- To do
Find each line holding "screenshot" and copy it out.

- Provided records
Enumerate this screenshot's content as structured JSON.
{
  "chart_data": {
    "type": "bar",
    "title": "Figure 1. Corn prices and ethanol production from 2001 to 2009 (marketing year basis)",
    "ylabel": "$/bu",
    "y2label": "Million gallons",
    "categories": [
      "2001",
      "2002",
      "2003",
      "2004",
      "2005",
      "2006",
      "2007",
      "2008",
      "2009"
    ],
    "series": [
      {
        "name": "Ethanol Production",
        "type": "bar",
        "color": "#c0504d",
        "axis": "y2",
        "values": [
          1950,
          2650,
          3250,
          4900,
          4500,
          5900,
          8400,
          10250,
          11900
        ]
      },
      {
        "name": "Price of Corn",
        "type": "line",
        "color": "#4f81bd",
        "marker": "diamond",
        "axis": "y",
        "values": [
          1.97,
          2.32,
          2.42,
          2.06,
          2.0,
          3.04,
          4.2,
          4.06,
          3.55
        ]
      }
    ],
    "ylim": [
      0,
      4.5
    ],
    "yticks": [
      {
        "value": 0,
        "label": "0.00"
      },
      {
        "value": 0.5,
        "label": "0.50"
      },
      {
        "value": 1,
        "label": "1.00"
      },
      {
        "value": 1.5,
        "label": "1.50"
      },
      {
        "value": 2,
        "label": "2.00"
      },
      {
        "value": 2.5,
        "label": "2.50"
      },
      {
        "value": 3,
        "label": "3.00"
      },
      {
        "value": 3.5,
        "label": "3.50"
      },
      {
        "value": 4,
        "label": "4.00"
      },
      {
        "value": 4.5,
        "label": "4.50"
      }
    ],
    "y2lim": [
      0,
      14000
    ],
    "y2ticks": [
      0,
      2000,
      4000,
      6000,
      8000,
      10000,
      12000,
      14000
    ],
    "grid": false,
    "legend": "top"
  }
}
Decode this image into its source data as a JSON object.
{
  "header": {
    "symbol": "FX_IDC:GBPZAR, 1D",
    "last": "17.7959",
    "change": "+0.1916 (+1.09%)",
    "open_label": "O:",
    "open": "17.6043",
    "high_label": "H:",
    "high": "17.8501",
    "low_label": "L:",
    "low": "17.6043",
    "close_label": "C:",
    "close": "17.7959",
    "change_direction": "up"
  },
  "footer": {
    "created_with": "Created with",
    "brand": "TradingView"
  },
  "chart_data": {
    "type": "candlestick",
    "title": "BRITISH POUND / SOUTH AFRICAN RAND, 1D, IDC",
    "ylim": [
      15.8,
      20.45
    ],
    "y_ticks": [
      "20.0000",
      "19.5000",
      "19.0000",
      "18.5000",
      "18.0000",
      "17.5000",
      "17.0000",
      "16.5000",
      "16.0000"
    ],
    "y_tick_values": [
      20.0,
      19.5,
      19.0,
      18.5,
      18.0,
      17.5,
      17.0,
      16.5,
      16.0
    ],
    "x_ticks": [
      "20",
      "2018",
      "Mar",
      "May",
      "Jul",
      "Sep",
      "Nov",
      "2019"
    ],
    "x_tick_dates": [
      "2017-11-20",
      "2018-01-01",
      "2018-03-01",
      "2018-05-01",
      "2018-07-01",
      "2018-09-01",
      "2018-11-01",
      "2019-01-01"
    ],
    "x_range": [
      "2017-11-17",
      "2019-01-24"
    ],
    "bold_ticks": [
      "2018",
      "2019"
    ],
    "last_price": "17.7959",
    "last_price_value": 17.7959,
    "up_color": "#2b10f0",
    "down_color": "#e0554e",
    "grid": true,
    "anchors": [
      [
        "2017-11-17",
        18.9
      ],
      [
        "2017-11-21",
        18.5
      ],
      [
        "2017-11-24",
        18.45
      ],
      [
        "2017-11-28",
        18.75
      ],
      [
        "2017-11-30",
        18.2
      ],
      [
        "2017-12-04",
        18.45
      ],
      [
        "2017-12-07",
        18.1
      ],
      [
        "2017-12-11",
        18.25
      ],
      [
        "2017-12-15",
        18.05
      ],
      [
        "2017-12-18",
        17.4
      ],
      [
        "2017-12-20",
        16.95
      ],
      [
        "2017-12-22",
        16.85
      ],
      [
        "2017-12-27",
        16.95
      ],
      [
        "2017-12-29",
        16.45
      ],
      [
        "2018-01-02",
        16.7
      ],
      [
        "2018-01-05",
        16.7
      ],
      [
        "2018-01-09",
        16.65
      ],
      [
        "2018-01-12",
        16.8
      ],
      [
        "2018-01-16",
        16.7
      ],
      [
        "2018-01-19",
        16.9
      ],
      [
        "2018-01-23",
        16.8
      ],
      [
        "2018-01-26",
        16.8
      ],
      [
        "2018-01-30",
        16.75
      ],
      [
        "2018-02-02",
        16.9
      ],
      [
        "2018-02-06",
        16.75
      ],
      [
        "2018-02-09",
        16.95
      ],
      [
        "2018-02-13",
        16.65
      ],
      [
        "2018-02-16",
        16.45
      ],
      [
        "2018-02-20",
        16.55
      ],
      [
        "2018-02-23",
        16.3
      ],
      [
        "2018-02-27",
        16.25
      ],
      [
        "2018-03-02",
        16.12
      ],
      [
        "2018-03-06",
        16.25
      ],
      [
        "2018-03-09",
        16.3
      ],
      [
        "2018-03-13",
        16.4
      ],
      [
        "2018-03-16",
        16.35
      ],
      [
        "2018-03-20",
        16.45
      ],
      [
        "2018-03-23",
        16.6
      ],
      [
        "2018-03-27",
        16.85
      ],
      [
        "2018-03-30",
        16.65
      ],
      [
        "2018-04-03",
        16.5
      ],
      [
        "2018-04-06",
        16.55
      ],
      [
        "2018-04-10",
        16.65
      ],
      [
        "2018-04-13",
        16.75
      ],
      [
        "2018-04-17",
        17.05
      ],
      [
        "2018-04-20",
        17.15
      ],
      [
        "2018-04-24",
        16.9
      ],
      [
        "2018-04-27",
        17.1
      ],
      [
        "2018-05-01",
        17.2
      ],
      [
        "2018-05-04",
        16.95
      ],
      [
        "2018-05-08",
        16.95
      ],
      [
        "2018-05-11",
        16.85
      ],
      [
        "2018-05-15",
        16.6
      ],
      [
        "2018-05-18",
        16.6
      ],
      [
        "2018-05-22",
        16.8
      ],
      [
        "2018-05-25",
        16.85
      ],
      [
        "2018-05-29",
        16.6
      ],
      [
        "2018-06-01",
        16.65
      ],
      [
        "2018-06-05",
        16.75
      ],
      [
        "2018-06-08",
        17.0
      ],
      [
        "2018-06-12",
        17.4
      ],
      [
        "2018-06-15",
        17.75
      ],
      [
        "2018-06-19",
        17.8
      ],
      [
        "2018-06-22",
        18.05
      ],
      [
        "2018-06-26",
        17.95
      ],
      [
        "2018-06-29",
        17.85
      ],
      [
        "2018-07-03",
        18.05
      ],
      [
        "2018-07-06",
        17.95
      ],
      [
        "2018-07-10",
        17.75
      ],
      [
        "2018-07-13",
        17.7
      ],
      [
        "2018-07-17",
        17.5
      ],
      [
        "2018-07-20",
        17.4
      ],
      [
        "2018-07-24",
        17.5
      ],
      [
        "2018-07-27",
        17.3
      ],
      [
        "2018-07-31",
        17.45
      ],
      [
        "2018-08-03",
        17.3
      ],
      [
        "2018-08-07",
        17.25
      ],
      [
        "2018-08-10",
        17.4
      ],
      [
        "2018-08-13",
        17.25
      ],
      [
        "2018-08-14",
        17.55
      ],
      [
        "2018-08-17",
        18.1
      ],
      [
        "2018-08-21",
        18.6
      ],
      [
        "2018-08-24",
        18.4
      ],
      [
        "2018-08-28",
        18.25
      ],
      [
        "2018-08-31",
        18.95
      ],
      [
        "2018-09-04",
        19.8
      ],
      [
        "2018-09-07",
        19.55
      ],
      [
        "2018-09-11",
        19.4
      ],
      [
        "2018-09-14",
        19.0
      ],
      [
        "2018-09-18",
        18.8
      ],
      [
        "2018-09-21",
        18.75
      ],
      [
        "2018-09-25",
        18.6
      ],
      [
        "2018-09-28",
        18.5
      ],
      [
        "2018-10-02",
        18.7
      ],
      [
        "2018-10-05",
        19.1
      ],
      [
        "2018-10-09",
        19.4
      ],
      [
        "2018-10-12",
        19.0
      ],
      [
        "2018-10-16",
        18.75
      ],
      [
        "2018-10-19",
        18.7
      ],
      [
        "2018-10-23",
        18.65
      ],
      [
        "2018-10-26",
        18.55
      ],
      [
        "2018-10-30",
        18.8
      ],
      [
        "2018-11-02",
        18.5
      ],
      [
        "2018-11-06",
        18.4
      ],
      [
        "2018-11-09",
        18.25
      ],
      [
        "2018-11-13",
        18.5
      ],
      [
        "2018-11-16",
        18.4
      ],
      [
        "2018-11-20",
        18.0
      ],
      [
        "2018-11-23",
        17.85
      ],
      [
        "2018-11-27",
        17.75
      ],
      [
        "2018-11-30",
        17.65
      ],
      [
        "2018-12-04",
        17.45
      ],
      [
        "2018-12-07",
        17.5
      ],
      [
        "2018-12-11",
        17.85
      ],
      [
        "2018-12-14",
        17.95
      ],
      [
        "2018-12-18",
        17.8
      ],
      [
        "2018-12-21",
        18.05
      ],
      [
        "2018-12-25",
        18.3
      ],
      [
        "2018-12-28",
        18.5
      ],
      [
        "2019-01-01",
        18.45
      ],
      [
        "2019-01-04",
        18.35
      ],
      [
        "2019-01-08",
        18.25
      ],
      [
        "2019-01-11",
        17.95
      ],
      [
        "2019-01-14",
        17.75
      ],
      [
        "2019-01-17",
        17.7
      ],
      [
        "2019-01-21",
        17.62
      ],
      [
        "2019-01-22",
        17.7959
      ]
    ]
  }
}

* * *

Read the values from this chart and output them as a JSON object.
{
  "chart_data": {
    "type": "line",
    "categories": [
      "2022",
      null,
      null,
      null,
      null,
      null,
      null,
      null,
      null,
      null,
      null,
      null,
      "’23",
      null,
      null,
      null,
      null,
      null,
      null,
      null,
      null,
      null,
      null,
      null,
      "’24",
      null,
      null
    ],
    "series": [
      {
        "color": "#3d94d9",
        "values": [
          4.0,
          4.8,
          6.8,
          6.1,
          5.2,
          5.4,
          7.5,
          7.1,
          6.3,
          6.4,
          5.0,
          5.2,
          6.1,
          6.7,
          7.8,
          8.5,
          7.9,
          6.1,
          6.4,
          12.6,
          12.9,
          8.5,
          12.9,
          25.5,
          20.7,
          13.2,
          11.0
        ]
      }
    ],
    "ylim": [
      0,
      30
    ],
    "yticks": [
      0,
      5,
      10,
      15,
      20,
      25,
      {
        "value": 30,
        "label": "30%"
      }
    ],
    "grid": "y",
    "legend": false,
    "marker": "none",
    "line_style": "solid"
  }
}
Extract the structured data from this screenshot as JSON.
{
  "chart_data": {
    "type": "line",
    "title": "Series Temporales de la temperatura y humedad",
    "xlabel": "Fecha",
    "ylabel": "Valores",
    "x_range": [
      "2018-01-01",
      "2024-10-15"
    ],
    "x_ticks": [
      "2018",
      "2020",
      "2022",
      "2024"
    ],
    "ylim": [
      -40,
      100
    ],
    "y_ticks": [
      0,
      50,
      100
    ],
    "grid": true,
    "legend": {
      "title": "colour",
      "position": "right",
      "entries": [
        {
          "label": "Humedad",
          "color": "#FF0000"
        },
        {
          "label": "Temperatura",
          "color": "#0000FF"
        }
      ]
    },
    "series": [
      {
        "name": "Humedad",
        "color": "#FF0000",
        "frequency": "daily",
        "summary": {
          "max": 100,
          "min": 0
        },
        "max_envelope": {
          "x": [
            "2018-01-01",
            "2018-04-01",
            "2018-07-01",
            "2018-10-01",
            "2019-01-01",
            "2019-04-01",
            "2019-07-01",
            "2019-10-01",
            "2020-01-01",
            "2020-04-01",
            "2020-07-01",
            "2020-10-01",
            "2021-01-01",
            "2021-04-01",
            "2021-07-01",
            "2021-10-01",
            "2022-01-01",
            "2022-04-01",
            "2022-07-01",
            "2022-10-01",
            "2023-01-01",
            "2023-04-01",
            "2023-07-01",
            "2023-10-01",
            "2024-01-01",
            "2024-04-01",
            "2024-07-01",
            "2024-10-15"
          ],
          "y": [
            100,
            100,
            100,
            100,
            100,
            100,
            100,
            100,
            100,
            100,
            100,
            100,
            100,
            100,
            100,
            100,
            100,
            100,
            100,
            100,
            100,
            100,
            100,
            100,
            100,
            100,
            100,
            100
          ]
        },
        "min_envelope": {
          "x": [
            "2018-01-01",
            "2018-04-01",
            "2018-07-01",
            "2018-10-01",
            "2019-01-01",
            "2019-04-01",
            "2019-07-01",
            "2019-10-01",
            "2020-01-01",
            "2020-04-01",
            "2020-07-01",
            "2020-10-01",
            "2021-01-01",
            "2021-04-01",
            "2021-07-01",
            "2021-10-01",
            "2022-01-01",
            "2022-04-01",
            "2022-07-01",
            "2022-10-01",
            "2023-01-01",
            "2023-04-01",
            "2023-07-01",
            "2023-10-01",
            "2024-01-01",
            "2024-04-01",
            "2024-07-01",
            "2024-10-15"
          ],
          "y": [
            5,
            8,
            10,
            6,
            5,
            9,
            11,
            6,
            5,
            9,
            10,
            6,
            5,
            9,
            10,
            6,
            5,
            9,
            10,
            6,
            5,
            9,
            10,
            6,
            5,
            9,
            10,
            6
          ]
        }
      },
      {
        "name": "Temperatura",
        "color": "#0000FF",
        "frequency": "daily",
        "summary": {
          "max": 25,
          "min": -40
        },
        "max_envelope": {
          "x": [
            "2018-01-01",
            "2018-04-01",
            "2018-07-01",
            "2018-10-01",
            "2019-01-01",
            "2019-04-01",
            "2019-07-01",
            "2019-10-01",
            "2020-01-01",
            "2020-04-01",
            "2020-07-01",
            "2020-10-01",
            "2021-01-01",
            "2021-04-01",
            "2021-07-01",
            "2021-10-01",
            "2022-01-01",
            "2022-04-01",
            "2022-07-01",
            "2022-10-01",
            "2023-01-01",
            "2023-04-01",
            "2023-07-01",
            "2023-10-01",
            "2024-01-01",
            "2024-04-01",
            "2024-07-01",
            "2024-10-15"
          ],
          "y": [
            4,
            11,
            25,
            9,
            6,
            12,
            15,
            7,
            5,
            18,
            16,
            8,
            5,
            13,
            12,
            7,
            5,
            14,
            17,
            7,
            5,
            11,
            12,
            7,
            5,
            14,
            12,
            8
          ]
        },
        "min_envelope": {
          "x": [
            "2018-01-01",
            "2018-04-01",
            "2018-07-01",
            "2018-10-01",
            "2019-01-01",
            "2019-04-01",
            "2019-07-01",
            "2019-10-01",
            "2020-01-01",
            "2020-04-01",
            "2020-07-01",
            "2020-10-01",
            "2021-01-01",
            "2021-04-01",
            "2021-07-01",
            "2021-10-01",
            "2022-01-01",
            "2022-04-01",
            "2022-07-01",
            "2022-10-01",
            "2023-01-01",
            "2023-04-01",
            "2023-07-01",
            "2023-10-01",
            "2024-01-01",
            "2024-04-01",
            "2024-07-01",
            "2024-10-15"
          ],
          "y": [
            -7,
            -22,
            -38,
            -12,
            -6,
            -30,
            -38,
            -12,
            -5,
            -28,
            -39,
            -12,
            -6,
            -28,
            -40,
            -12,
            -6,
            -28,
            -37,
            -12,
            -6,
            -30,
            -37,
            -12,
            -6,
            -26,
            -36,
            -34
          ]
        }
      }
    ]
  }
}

---

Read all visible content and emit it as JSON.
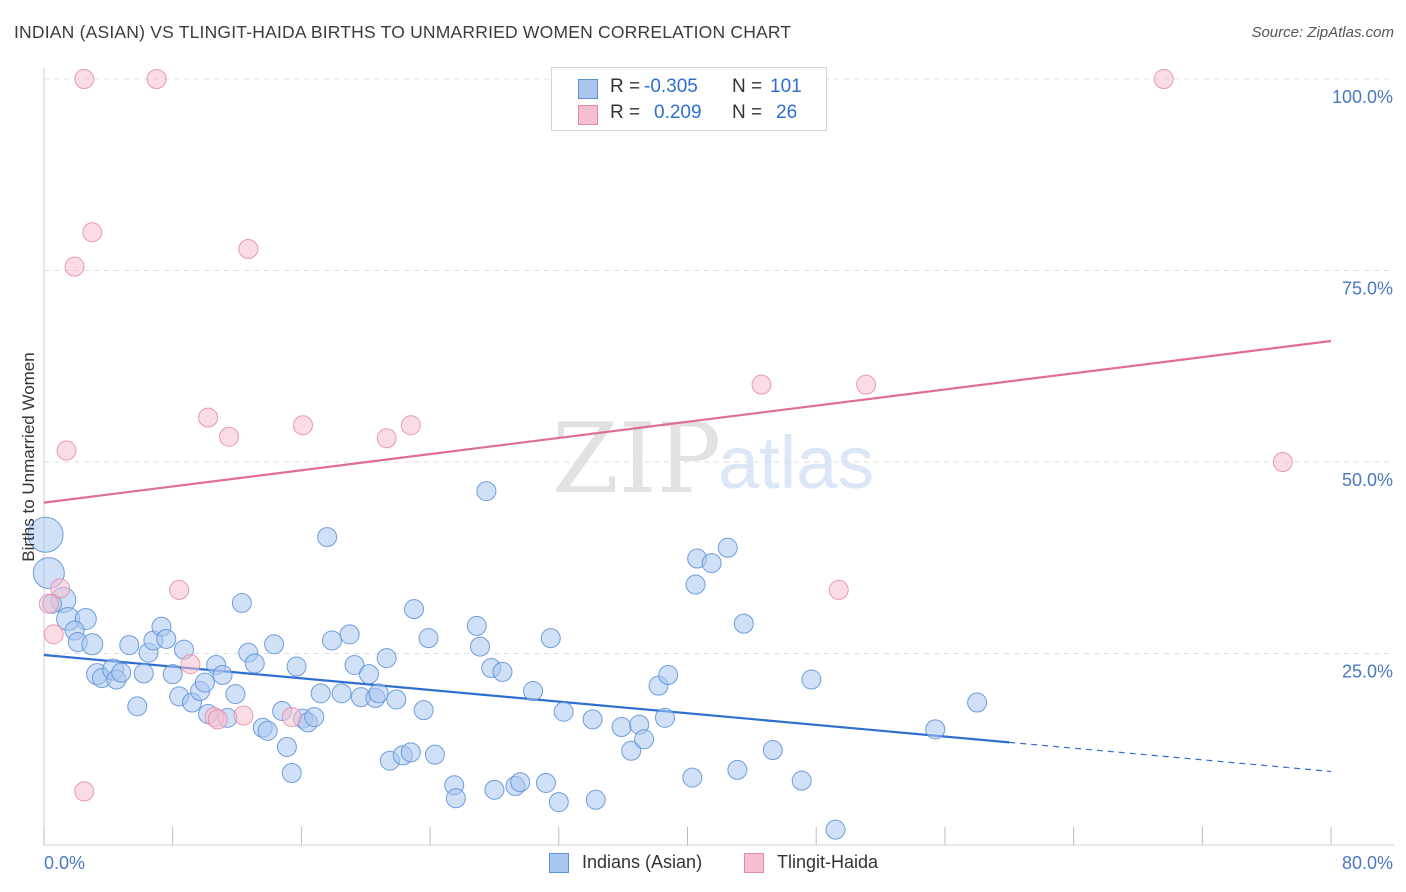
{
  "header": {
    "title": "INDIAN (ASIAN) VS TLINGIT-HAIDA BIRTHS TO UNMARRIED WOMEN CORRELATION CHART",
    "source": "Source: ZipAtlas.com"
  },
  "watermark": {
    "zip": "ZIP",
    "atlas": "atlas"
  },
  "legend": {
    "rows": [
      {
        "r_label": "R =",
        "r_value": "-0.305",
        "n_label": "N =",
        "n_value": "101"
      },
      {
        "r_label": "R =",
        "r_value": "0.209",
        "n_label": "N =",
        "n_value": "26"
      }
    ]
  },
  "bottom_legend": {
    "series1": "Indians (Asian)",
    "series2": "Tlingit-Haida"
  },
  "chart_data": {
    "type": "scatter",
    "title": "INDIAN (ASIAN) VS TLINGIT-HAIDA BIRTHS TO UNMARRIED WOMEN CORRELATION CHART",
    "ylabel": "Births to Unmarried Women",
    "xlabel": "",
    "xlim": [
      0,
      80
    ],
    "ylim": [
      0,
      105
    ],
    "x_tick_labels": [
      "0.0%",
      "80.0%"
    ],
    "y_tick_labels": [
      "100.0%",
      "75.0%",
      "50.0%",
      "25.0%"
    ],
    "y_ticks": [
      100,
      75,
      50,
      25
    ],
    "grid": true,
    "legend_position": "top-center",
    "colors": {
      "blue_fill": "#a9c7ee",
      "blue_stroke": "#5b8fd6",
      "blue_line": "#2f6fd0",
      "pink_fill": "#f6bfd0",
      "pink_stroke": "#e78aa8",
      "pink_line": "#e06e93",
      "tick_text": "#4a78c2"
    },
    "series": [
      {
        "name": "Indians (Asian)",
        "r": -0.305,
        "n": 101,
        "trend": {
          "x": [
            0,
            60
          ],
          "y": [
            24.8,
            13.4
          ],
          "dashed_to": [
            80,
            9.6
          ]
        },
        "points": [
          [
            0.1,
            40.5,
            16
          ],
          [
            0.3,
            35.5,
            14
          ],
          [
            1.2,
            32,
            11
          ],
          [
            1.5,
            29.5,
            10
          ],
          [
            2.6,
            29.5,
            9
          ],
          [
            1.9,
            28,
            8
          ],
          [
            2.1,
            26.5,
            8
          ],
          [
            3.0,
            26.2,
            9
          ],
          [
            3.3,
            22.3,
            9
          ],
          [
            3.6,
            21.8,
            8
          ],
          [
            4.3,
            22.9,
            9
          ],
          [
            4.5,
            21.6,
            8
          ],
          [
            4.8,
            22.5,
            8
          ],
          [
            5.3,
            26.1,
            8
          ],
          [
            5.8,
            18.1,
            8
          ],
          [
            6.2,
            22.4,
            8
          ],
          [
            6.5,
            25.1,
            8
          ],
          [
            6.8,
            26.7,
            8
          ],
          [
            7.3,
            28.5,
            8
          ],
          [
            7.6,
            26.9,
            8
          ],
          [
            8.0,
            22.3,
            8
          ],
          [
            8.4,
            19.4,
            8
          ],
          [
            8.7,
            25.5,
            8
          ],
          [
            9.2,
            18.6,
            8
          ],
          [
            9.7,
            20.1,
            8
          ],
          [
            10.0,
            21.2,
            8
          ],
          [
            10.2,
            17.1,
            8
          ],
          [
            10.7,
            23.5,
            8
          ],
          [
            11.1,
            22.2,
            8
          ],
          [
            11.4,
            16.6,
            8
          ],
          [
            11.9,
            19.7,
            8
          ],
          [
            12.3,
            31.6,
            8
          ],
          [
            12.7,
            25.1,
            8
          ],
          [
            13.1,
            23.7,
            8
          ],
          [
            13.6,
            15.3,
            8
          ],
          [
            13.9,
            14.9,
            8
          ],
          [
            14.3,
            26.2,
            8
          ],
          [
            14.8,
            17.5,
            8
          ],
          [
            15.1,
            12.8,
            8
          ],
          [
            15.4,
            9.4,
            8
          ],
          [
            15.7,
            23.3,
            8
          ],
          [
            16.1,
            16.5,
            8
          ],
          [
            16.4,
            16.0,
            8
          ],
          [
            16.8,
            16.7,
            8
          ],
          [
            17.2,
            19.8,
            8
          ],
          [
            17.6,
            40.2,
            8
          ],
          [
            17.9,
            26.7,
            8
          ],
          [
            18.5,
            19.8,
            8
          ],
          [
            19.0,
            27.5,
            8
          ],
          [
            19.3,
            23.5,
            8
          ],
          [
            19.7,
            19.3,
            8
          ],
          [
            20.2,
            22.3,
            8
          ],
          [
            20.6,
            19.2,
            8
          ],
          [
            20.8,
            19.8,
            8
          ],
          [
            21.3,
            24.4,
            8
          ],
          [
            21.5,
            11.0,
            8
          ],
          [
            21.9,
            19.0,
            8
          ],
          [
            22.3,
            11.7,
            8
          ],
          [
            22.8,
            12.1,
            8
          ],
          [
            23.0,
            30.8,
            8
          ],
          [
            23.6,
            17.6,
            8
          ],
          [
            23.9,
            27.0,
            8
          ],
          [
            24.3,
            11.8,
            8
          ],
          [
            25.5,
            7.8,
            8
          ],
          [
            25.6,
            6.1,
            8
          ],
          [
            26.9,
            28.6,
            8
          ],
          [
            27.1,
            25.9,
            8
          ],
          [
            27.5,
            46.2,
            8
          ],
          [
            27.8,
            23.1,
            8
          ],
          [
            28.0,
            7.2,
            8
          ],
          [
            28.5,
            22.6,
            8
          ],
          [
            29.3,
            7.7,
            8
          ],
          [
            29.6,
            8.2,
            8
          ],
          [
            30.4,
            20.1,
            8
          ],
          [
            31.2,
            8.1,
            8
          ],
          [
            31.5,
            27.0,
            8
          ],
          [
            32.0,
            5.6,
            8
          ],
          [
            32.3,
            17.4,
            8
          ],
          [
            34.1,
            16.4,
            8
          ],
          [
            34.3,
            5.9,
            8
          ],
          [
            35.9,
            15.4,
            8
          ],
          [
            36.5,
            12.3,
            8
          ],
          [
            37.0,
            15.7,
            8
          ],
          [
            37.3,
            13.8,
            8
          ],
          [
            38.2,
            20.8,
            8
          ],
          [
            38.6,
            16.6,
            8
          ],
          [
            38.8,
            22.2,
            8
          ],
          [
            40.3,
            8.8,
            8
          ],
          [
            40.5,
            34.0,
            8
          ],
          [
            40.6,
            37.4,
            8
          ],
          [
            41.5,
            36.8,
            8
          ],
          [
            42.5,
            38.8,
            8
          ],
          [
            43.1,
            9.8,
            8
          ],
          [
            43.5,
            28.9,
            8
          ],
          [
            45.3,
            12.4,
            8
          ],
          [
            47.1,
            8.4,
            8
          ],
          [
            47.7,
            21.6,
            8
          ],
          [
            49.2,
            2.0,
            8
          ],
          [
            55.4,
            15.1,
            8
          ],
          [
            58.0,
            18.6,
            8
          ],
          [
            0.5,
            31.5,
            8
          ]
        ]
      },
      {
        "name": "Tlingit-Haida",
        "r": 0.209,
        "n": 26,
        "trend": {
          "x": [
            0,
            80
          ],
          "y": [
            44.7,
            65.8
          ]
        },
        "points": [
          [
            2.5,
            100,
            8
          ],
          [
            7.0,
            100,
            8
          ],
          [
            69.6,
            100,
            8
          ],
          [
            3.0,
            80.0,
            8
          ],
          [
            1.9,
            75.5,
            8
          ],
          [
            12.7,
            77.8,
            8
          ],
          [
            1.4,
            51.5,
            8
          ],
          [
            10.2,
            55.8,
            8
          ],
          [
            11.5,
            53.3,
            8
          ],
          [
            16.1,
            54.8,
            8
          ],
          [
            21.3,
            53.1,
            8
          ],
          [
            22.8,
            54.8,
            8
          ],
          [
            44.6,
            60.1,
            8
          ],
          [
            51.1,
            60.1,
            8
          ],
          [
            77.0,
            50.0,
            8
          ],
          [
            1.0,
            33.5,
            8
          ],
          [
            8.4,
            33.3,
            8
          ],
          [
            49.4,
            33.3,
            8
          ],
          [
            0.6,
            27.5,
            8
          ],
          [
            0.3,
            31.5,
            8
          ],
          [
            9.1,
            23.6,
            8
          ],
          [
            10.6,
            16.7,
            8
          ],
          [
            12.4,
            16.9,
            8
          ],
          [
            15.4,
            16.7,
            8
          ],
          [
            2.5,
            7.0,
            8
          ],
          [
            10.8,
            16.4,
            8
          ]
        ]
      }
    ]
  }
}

- The output
Enumerate this screenshot's content as structured JSON.
Extract the structured data from this screenshot as JSON.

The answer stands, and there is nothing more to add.